begin Source material

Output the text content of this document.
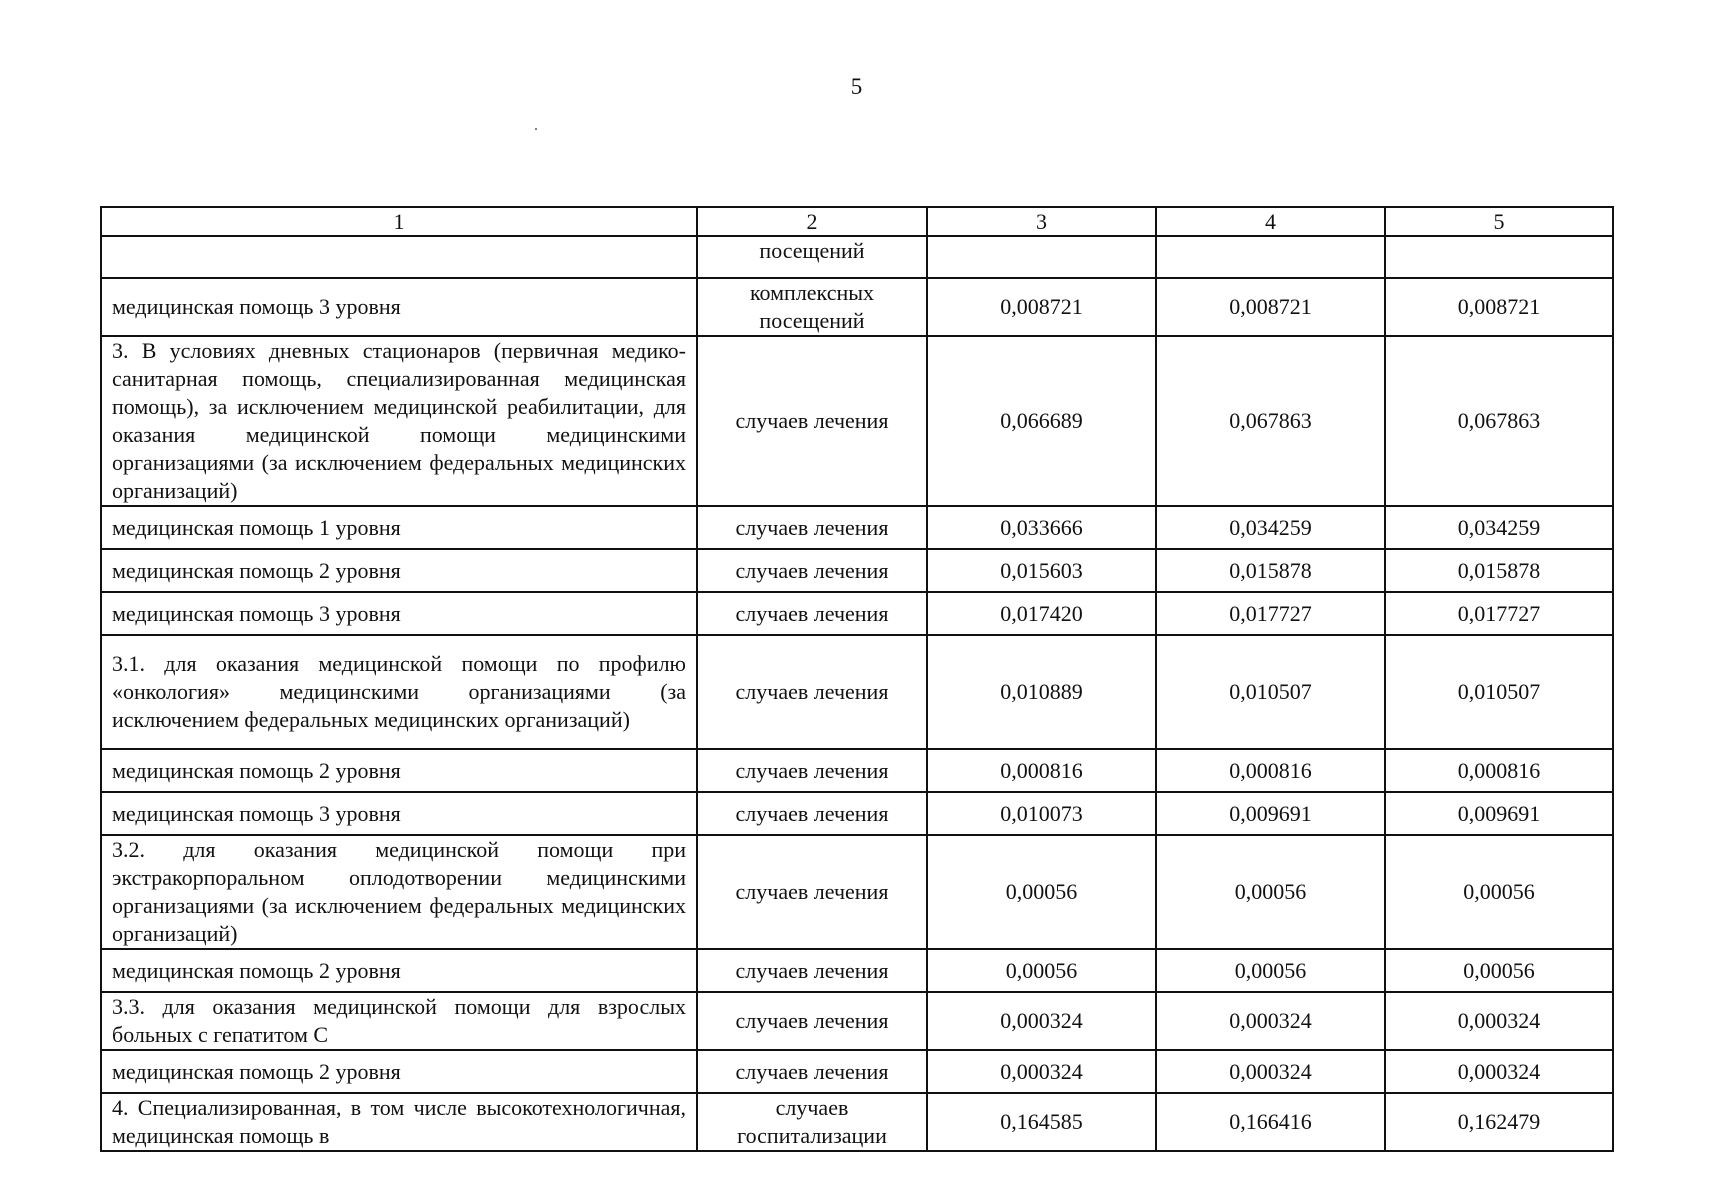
5
1	2	3	4	5
	посещений			
медицинская помощь 3 уровня	комплексных посещений	0,008721	0,008721	0,008721
3. В условиях дневных стационаров (первичная медико-санитарная помощь, специализированная медицинская помощь), за исключением медицинской реабилитации, для оказания медицинской помощи медицинскими организациями (за исключением федеральных медицинских организаций)	случаев лечения	0,066689	0,067863	0,067863
медицинская помощь 1 уровня	случаев лечения	0,033666	0,034259	0,034259
медицинская помощь 2 уровня	случаев лечения	0,015603	0,015878	0,015878
медицинская помощь 3 уровня	случаев лечения	0,017420	0,017727	0,017727
3.1. для оказания медицинской помощи по профилю «онкология» медицинскими организациями (за исключением федеральных медицинских организаций)	случаев лечения	0,010889	0,010507	0,010507
медицинская помощь 2 уровня	случаев лечения	0,000816	0,000816	0,000816
медицинская помощь 3 уровня	случаев лечения	0,010073	0,009691	0,009691
3.2. для оказания медицинской помощи при экстракорпоральном оплодотворении медицинскими организациями (за исключением федеральных медицинских организаций)	случаев лечения	0,00056	0,00056	0,00056
медицинская помощь 2 уровня	случаев лечения	0,00056	0,00056	0,00056
3.3. для оказания медицинской помощи для взрослых больных с гепатитом С	случаев лечения	0,000324	0,000324	0,000324
медицинская помощь 2 уровня	случаев лечения	0,000324	0,000324	0,000324
4. Специализированная, в том числе высокотехнологичная, медицинская помощь в	случаев госпитализации	0,164585	0,166416	0,162479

end Source material

• Exercise aim
Output the data above without changes, apart from leaving out the pictures.

• Exercise result
Output the text content of this document.
5
1	2	3	4	5
	посещений			
медицинская помощь 3 уровня	комплексных посещений	0,008721	0,008721	0,008721
3. В условиях дневных стационаров (первичная медико-санитарная помощь, специализированная медицинская помощь), за исключением медицинской реабилитации, для оказания медицинской помощи медицинскими организациями (за исключением федеральных медицинских организаций)	случаев лечения	0,066689	0,067863	0,067863
медицинская помощь 1 уровня	случаев лечения	0,033666	0,034259	0,034259
медицинская помощь 2 уровня	случаев лечения	0,015603	0,015878	0,015878
медицинская помощь 3 уровня	случаев лечения	0,017420	0,017727	0,017727
3.1. для оказания медицинской помощи по профилю «онкология» медицинскими организациями (за исключением федеральных медицинских организаций)	случаев лечения	0,010889	0,010507	0,010507
медицинская помощь 2 уровня	случаев лечения	0,000816	0,000816	0,000816
медицинская помощь 3 уровня	случаев лечения	0,010073	0,009691	0,009691
3.2. для оказания медицинской помощи при экстракорпоральном оплодотворении медицинскими организациями (за исключением федеральных медицинских организаций)	случаев лечения	0,00056	0,00056	0,00056
медицинская помощь 2 уровня	случаев лечения	0,00056	0,00056	0,00056
3.3. для оказания медицинской помощи для взрослых больных с гепатитом С	случаев лечения	0,000324	0,000324	0,000324
медицинская помощь 2 уровня	случаев лечения	0,000324	0,000324	0,000324
4. Специализированная, в том числе высокотехнологичная, медицинская помощь в	случаев госпитализации	0,164585	0,166416	0,162479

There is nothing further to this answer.